■ **YOUR TASK**
Take the material and output all of it exactly.

■ **RECORDS FOR THIS EXERCISE**
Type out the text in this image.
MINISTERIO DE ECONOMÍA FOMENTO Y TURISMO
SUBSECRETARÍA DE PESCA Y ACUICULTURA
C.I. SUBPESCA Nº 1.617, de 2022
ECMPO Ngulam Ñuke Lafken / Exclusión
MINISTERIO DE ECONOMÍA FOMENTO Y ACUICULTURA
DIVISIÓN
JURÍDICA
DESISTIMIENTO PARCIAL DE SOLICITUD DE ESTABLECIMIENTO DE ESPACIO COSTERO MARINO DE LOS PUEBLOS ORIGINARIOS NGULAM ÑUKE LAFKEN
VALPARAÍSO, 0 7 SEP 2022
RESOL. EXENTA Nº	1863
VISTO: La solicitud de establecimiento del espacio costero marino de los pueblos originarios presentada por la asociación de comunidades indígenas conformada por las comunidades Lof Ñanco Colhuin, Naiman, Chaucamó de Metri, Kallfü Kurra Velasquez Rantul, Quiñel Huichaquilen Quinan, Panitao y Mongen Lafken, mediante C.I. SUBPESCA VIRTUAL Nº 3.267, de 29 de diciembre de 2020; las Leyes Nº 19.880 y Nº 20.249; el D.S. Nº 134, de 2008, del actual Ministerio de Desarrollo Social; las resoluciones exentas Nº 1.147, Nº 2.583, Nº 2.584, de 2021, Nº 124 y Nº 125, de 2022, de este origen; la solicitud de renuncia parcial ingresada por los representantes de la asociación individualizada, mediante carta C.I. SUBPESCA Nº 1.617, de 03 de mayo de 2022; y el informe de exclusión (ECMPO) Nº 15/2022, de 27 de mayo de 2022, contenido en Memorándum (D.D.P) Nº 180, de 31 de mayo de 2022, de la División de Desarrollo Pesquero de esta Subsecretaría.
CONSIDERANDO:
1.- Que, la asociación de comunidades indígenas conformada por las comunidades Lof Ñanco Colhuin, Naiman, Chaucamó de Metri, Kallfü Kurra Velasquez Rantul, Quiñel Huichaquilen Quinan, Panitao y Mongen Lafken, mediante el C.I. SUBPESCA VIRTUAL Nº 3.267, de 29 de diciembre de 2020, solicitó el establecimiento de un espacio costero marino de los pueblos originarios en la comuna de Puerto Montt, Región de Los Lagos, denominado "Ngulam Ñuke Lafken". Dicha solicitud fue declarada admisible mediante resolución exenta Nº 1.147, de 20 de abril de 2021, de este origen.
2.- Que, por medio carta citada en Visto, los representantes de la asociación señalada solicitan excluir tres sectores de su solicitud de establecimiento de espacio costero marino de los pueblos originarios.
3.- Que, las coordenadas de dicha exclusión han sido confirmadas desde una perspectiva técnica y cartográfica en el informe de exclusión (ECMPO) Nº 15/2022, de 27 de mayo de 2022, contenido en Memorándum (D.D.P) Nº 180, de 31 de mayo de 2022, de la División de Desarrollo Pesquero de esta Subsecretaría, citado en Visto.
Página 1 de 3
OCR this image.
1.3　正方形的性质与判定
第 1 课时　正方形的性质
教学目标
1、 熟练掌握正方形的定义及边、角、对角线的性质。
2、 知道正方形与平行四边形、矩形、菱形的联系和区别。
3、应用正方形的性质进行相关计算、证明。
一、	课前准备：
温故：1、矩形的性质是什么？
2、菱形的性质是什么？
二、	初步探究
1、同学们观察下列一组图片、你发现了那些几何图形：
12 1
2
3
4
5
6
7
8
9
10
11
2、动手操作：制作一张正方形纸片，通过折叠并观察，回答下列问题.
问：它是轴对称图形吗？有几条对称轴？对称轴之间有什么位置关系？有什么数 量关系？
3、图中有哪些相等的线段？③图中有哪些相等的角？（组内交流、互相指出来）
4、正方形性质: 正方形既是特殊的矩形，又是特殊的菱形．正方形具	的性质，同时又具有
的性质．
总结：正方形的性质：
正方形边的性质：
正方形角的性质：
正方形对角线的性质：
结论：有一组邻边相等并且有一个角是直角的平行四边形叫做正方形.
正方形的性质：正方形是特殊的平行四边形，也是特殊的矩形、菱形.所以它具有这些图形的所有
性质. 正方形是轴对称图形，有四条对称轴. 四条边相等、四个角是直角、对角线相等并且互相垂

■ **SOLVED EXERCISE**
Type out the text in this image.
MINISTERIO DE ECONOMÍA FOMENTO Y TURISMO
SUBSECRETARÍA DE PESCA Y ACUICULTURA
C.I. SUBPESCA Nº 1.617, de 2022
ECMPO Ngulam Ñuke Lafken / Exclusión
MINISTERIO DE ECONOMÍA FOMENTO Y ACUICULTURA
DIVISIÓN
JURÍDICA
DESISTIMIENTO PARCIAL DE SOLICITUD DE ESTABLECIMIENTO DE ESPACIO COSTERO MARINO DE LOS PUEBLOS ORIGINARIOS NGULAM ÑUKE LAFKEN
VALPARAÍSO, 0 7 SEP 2022
RESOL. EXENTA Nº	1863
VISTO: La solicitud de establecimiento del espacio costero marino de los pueblos originarios presentada por la asociación de comunidades indígenas conformada por las comunidades Lof Ñanco Colhuin, Naiman, Chaucamó de Metri, Kallfü Kurra Velasquez Rantul, Quiñel Huichaquilen Quinan, Panitao y Mongen Lafken, mediante C.I. SUBPESCA VIRTUAL Nº 3.267, de 29 de diciembre de 2020; las Leyes Nº 19.880 y Nº 20.249; el D.S. Nº 134, de 2008, del actual Ministerio de Desarrollo Social; las resoluciones exentas Nº 1.147, Nº 2.583, Nº 2.584, de 2021, Nº 124 y Nº 125, de 2022, de este origen; la solicitud de renuncia parcial ingresada por los representantes de la asociación individualizada, mediante carta C.I. SUBPESCA Nº 1.617, de 03 de mayo de 2022; y el informe de exclusión (ECMPO) Nº 15/2022, de 27 de mayo de 2022, contenido en Memorándum (D.D.P) Nº 180, de 31 de mayo de 2022, de la División de Desarrollo Pesquero de esta Subsecretaría.
CONSIDERANDO:
1.- Que, la asociación de comunidades indígenas conformada por las comunidades Lof Ñanco Colhuin, Naiman, Chaucamó de Metri, Kallfü Kurra Velasquez Rantul, Quiñel Huichaquilen Quinan, Panitao y Mongen Lafken, mediante el C.I. SUBPESCA VIRTUAL Nº 3.267, de 29 de diciembre de 2020, solicitó el establecimiento de un espacio costero marino de los pueblos originarios en la comuna de Puerto Montt, Región de Los Lagos, denominado "Ngulam Ñuke Lafken". Dicha solicitud fue declarada admisible mediante resolución exenta Nº 1.147, de 20 de abril de 2021, de este origen.
2.- Que, por medio carta citada en Visto, los representantes de la asociación señalada solicitan excluir tres sectores de su solicitud de establecimiento de espacio costero marino de los pueblos originarios.
3.- Que, las coordenadas de dicha exclusión han sido confirmadas desde una perspectiva técnica y cartográfica en el informe de exclusión (ECMPO) Nº 15/2022, de 27 de mayo de 2022, contenido en Memorándum (D.D.P) Nº 180, de 31 de mayo de 2022, de la División de Desarrollo Pesquero de esta Subsecretaría, citado en Visto.
Página 1 de 3
OCR this image.
1.3　正方形的性质与判定
第 1 课时　正方形的性质
教学目标
1、 熟练掌握正方形的定义及边、角、对角线的性质。
2、 知道正方形与平行四边形、矩形、菱形的联系和区别。
3、应用正方形的性质进行相关计算、证明。
一、	课前准备：
温故：1、矩形的性质是什么？
2、菱形的性质是什么？
二、	初步探究
1、同学们观察下列一组图片、你发现了那些几何图形：
12 1
2
3
4
5
6
7
8
9
10
11
2、动手操作：制作一张正方形纸片，通过折叠并观察，回答下列问题.
问：它是轴对称图形吗？有几条对称轴？对称轴之间有什么位置关系？有什么数 量关系？
3、图中有哪些相等的线段？③图中有哪些相等的角？（组内交流、互相指出来）
4、正方形性质: 正方形既是特殊的矩形，又是特殊的菱形．正方形具	的性质，同时又具有
的性质．
总结：正方形的性质：
正方形边的性质：
正方形角的性质：
正方形对角线的性质：
结论：有一组邻边相等并且有一个角是直角的平行四边形叫做正方形.
正方形的性质：正方形是特殊的平行四边形，也是特殊的矩形、菱形.所以它具有这些图形的所有
性质. 正方形是轴对称图形，有四条对称轴. 四条边相等、四个角是直角、对角线相等并且互相垂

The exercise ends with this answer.